* Start SOURCE EXTRACT *
= Sarah Daniels (playwright) =

British dramatist

Sarah Daniels (born November 1956 in London) is a British dramatist. Her first play, Ripen Our Darkness, was produced at the Royal Court in 1981.

==Career==
Daniels' playwriting career began after she sent in a script to the Royal Court Theatre in London for reading and spent a year as the writer-in-residence of Sheffield University's English department. Since the early 1980s, her plays have appeared at the National Theatre, the Battersea Arts Centre, the Crucible, Sheffield, and Chicken Shed. Her play Neaptide premiered at the National Theatre in London in 1986. She has also written episodes of the soap operas EastEnders and Holby City and the long-running BBC children's series Grange Hill.

Daniels was involved in the "Video Nasties" censorship debate of the 1980s; in her 1983 play Masterpieces, she mistakenly described the low-budget exploitation film Snuff (1976) as a real-life snuff film. Daniels has had two collections of her plays published by Methuen.

Daniels has been a member of the board of directors for the Clean Break Theatre Company. Daniels' civil partner of many years, activist and schools inspector Claire Walton, died in 2009.
* End SOURCE EXTRACT *
THE TASKS —
A - In the Sarah Daniels article, in what year did Neaptide premiere at the National Theatre?
B - Reproduce the passage from the Sarah Daniels article starting with "Daniels was involved" and going on through "died in 2009.".
* Start RECORD EXTRACTS *
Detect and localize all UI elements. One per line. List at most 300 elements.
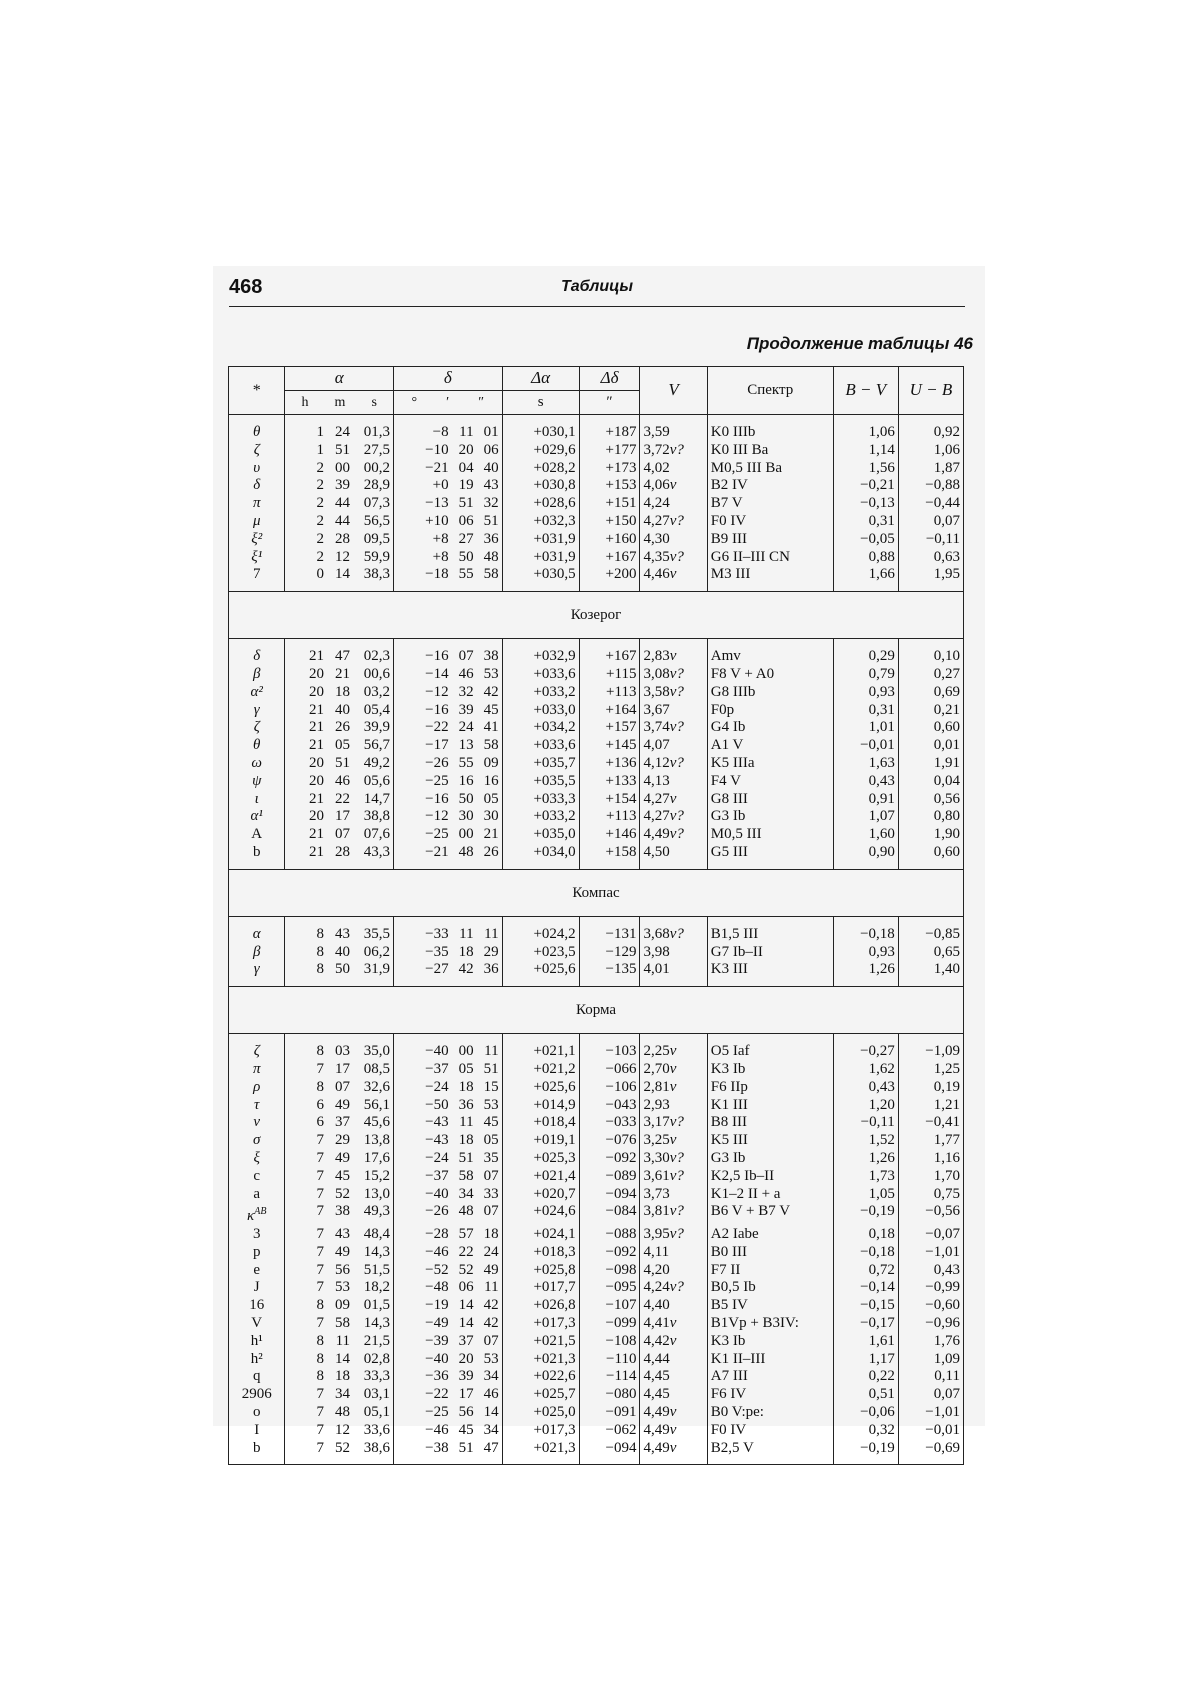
* End RECORD EXTRACTS *
* Start RECORD EXTRACTS *
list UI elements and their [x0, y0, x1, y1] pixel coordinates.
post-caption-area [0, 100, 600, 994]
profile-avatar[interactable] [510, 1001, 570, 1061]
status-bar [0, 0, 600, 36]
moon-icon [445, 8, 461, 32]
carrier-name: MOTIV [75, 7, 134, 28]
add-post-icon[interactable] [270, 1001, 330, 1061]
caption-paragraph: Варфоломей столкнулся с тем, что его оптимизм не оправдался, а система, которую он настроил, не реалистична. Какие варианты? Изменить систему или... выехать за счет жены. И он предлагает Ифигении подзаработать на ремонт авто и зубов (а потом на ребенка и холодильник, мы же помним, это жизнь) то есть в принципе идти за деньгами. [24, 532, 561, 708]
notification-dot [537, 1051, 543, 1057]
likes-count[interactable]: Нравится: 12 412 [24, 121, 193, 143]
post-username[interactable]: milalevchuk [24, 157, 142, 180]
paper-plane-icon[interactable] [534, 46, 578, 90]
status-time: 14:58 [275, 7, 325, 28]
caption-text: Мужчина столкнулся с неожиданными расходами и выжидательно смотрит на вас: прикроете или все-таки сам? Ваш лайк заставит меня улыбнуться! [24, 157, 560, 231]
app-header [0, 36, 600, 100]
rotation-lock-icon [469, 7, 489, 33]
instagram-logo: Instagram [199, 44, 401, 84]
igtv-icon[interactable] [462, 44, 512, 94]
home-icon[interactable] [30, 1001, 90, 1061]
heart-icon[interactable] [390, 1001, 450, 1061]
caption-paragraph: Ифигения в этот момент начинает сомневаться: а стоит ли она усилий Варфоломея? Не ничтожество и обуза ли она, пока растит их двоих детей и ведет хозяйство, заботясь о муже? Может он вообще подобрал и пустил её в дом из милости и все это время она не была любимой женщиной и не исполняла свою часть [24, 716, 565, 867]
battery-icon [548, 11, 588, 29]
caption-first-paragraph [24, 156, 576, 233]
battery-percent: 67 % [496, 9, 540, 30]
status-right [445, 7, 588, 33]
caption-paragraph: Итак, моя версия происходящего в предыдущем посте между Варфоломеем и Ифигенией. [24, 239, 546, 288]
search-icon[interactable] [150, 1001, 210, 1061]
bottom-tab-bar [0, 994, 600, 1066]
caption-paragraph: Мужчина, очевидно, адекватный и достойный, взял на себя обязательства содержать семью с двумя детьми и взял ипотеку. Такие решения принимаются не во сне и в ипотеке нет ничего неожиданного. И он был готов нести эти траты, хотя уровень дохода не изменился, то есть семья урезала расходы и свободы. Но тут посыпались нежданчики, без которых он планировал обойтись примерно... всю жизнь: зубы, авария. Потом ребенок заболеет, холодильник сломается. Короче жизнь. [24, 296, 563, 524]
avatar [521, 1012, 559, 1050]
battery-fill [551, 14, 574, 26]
* End RECORD EXTRACTS *
WRITTEN RESPONSES —
A - 1986

B -
Daniels was involved in the "Video Nasties" censorship debate of the 1980s; in her 1983 play Masterpieces, she mistakenly described the low-budget exploitation film Snuff (1976) as a real-life snuff film. Daniels has had two collections of her plays published by Methuen.

Daniels has been a member of the board of directors for the Clean Break Theatre Company. Daniels' civil partner of many years, activist and schools inspector Claire Walton, died in 2009.